— WRITTEN TASK 1 —
Can you reproduce, word for word, the passage of the R lab page running from "The first section" up to and including "version will do."?

— ARTICLE —
— start —

Lab 1: Intro to R and data analysis

Caution

Website construction in progress…

Lecture 1: topics illustrated in class

  • Introduction to R and R-studio
    • Why R?
    • Principles of reproducible analysis with R + RStudio
  • R objects, functions, packages
  • Understanding different types of variables
    • Principles of “tidy data”
  • Descriptive statistics
    • Measures of central tendency, measures of variability (or spread), and frequency distribution
  • Visual data exploration
    • {ggplot2}
  • Foundations of inference

___

Lab 1 datasets

Below are the datasets used in the Practice session:

  • Download a whole subfolder



The first section is a quick review of the installation process.

___

Introduction to R and R-studio

Install

R is available for free for Windows , GNU/Linux , and macOS .

  • To install R, you can go to this link. The latest available release is R 4.3.3 “Angel Food Cake” released on 2024-02/29, but any (fairly recent) version will do.

If you have previously installed R on your machine, you can check which version you are running by executing this command in R:

# From the R console
base::R.version.string
    # (This is the version on my own machine)
    # [1] "R version 4.2.2 (2022-10-31)"

…or by executing this command in your CLI (Command Line Interface):

# From Terminal/Powershell/bash
R --version

Install RStudio IDE

While not strictly required, it is highly recommended that you also install RStudio to facilitate your work. RStudio Desktop is an Integrated Development Editor (IDE), basically a graphical interface wrapping and interfacing R (which needs to be installed first).

R, which is a command line driven program, can be executed via its native interface (R GUI), as well as from many other code editors, like VS Code, Sublime Text, Jupyter Notebook, etc. RStudio remains the most widely used by beginners and advanced programmers alike, because of its intuitive and integrated interface.

  • To install RStudio you can go to this link. The free-version contains everything you need.

Managing files and projects

In any analytical endeavor it is very likely that you will handle a collection of files (likely organized in folders, such as input_data, output_data, R_scripts, paper, etc.). R provides a fantastic tool for organizing all the files pertaining to a project called “R project”

Creating an R Project

An R Project will keep all the files associated with a project (including invisible ones!) organized together – input data, R scripts, analytical results, figures. Besides being common practice, this has the advantage of implicitly setting the “working directory”, which is incredibly important when you need to load or output files, specifying their file path.

— end —

— WRITTEN TASK 2 —
Can you recast the entries, from the start of the entries up to and including the line with "page-title: 西乡一中家庭教育指导记录 <box>76", as a numbered list with blank lines left out?

— RECORDS SHOWN —

— start —

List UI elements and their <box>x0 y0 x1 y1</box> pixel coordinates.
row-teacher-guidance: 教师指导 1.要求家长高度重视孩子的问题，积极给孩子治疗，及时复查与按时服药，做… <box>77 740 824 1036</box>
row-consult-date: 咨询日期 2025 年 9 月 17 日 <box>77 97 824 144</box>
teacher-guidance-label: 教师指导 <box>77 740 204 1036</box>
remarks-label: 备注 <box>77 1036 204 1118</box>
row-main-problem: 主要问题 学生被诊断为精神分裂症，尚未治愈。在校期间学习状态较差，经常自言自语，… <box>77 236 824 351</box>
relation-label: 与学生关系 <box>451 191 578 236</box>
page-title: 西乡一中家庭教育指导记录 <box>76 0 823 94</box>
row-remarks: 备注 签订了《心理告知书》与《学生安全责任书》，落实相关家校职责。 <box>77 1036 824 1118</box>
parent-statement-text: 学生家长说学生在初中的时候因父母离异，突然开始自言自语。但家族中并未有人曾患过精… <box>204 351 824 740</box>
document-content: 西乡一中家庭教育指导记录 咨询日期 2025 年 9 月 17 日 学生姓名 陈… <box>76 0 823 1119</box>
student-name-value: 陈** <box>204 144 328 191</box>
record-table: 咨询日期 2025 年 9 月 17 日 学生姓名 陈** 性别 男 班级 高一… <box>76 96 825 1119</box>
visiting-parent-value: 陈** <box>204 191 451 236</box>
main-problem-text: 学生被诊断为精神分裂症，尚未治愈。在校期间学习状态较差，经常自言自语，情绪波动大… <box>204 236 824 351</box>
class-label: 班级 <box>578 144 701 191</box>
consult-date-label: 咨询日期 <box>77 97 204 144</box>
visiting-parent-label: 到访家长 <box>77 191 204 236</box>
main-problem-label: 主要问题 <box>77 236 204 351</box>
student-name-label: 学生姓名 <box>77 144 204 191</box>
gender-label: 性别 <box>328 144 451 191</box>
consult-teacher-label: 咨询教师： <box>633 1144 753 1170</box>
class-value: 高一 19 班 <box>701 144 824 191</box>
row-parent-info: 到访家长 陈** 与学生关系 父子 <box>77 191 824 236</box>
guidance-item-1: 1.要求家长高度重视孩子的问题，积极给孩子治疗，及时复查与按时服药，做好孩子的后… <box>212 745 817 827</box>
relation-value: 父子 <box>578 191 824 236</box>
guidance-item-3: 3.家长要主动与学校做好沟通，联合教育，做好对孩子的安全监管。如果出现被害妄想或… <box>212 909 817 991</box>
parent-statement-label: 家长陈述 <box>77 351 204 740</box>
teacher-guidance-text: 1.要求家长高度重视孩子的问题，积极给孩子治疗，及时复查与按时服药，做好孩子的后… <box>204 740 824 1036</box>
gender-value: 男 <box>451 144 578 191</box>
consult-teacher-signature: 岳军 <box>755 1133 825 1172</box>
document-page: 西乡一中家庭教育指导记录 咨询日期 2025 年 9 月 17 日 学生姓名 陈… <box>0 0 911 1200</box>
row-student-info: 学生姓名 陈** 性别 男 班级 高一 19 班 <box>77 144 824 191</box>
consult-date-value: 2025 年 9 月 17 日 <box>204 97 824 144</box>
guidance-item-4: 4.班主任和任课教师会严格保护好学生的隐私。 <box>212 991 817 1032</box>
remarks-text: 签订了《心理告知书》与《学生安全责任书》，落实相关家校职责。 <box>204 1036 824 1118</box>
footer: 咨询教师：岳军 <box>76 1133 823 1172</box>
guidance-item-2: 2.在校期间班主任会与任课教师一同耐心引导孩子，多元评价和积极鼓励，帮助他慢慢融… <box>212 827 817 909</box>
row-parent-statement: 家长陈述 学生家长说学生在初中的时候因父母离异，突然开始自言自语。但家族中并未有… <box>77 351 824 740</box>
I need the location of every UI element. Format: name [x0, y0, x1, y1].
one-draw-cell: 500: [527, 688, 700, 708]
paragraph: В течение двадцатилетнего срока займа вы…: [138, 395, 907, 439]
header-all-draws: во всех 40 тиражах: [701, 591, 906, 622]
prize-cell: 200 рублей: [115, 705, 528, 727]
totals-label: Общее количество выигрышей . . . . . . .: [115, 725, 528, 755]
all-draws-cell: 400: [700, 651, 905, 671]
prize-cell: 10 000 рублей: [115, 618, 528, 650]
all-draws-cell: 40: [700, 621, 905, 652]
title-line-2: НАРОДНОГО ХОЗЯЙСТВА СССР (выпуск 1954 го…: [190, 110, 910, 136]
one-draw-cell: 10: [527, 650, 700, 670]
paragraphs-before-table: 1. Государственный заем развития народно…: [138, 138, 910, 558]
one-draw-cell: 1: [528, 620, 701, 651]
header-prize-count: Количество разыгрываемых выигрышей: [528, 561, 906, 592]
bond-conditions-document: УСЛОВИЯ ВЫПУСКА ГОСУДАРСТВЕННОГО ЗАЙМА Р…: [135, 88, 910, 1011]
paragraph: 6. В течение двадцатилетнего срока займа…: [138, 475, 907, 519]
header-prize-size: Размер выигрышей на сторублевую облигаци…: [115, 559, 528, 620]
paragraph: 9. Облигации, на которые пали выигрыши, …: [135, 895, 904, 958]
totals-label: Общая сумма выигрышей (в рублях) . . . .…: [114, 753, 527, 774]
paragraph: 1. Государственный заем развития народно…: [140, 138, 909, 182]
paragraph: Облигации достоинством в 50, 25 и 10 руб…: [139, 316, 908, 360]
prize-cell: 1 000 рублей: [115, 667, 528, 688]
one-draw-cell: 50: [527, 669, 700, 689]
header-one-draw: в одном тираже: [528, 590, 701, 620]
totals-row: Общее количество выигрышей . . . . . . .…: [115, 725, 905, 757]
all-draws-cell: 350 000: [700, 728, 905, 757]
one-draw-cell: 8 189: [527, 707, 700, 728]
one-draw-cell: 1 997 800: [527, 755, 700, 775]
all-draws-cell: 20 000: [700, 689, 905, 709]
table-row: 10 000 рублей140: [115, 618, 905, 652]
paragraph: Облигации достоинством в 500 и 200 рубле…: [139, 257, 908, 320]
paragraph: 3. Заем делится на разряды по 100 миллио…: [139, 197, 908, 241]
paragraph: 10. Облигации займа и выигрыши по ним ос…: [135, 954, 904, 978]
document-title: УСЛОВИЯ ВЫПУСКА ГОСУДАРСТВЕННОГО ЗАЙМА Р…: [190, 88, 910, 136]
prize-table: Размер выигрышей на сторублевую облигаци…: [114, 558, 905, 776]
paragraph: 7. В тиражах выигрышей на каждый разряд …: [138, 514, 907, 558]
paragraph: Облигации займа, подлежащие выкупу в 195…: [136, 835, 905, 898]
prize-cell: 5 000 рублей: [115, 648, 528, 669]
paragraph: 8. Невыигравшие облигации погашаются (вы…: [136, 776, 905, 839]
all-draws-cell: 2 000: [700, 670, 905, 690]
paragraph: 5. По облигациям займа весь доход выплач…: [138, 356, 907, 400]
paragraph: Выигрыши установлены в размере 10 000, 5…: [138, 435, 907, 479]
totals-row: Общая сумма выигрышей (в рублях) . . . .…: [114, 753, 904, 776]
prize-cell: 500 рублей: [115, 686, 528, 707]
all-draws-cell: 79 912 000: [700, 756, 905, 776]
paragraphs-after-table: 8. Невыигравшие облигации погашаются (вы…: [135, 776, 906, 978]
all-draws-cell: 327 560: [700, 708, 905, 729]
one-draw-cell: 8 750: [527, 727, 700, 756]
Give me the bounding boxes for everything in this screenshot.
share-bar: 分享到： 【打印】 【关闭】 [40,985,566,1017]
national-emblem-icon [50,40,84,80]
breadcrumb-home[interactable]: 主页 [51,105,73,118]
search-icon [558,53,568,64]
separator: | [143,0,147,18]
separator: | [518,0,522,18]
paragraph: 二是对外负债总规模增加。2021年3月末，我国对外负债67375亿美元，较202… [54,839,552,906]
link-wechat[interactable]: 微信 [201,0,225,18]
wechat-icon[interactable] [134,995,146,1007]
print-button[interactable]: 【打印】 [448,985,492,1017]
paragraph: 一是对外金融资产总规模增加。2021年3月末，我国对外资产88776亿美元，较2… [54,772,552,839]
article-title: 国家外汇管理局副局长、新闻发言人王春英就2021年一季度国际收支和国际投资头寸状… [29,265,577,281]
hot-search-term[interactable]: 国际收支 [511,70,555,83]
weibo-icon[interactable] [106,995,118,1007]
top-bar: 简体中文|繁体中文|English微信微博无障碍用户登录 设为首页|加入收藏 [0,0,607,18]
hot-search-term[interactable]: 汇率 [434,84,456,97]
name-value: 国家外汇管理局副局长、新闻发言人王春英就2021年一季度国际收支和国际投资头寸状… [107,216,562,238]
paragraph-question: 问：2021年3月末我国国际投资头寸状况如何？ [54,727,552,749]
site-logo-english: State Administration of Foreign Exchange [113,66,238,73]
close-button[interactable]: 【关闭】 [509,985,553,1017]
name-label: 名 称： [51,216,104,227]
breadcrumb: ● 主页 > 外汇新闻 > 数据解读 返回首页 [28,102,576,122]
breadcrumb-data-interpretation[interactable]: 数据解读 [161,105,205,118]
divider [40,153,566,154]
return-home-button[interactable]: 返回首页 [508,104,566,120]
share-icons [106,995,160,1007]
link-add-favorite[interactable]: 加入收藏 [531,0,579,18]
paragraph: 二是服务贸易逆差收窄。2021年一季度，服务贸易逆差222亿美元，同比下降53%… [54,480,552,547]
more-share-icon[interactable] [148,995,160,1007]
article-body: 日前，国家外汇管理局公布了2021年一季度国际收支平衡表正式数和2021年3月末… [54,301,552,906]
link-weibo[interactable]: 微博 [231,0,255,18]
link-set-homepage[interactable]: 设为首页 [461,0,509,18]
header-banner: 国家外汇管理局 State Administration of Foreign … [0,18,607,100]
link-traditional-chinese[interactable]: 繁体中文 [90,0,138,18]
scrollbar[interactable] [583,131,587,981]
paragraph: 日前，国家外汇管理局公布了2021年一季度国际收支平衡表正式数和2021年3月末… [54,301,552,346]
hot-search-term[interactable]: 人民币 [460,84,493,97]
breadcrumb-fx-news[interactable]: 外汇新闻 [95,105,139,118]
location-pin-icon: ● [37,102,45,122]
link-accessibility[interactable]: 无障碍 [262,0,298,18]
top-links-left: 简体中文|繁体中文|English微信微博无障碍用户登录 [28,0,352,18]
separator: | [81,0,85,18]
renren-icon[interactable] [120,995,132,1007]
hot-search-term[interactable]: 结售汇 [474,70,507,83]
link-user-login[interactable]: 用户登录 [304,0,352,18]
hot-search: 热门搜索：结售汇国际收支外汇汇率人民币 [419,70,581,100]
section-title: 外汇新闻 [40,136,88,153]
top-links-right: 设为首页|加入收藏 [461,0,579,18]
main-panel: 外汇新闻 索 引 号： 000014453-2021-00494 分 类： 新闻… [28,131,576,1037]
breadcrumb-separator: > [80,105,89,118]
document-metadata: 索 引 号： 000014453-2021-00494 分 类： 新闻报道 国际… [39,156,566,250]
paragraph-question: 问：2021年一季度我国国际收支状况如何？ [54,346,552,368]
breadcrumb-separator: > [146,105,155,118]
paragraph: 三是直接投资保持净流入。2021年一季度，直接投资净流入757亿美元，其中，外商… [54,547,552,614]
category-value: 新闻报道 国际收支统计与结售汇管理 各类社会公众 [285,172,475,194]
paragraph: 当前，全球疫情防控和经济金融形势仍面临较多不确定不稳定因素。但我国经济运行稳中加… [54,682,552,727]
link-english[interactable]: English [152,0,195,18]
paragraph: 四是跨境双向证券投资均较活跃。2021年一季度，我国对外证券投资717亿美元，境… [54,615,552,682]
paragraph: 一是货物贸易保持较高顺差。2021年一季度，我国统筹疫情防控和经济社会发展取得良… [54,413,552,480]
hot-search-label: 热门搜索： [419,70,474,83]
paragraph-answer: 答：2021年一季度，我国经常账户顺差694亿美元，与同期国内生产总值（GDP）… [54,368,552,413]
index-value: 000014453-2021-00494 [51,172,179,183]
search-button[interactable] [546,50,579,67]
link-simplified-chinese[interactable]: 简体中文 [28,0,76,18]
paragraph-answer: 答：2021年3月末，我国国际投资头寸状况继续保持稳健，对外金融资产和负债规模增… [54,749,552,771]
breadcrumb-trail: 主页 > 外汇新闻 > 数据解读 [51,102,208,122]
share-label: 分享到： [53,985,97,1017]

— end —

— FULL ANSWER 1 —
The first section is a quick review of the installation process.

___

Introduction to R and R-studio

Install

R is available for free for Windows , GNU/Linux , and macOS .

  • To install R, you can go to this link. The latest available release is R 4.3.3 “Angel Food Cake” released on 2024-02/29, but any (fairly recent) version will do.

— FULL ANSWER 2 —
1. List UI elements and their <box>x0 y0 x1 y1</box> pixel coordinates.
2. row-teacher-guidance: 教师指导 1.要求家长高度重视孩子的问题，积极给孩子治疗，及时复查与按时服药，做… <box>77 740 824 1036</box>
3. row-consult-date: 咨询日期 2025 年 9 月 17 日 <box>77 97 824 144</box>
4. teacher-guidance-label: 教师指导 <box>77 740 204 1036</box>
5. remarks-label: 备注 <box>77 1036 204 1118</box>
6. row-main-problem: 主要问题 学生被诊断为精神分裂症，尚未治愈。在校期间学习状态较差，经常自言自语，… <box>77 236 824 351</box>
7. relation-label: 与学生关系 <box>451 191 578 236</box>
8. page-title: 西乡一中家庭教育指导记录 <box>76 0 823 94</box>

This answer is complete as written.